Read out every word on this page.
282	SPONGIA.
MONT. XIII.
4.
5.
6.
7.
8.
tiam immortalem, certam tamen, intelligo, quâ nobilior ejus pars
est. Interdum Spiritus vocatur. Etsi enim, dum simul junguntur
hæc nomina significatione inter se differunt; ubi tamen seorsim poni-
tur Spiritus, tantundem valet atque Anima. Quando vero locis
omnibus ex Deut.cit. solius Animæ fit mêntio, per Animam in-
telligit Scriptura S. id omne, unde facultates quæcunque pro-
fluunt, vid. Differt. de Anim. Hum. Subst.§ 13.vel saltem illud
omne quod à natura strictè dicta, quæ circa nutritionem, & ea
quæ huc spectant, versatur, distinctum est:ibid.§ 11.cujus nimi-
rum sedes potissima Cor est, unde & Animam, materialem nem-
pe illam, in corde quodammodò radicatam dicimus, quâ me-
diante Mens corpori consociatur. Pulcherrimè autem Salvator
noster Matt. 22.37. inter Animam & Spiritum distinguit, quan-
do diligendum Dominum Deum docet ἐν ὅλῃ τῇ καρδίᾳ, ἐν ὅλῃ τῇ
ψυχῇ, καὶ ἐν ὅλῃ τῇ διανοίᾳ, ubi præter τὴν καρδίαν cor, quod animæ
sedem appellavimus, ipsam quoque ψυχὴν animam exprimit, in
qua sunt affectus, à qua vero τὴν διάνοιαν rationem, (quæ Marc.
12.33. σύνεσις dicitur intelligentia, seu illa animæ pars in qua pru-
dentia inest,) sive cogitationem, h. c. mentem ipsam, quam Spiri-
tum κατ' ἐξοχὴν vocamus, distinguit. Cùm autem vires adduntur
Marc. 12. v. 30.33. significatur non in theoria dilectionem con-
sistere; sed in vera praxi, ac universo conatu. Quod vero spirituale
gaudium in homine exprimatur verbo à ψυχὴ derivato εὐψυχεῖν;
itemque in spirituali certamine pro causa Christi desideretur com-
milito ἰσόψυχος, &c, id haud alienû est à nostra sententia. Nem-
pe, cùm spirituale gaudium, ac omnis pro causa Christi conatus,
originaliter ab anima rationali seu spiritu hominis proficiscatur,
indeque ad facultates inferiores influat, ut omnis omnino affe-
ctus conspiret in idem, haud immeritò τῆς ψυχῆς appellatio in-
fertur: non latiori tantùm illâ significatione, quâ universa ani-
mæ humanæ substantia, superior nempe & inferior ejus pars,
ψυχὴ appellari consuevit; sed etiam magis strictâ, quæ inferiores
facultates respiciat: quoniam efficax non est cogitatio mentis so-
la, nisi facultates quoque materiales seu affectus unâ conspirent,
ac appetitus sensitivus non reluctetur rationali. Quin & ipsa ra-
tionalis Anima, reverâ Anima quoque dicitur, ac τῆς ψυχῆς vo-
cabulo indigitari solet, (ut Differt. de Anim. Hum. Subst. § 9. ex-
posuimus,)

Exercise aim
Identify the lines that contain the string "Spiritus", and copy every one of them.

Solution to this problem
est. Interdum Spiritus vocatur. Etsi enim, dum simul junguntur
tur Spiritus, tantundem valet atque Anima. Quando vero locis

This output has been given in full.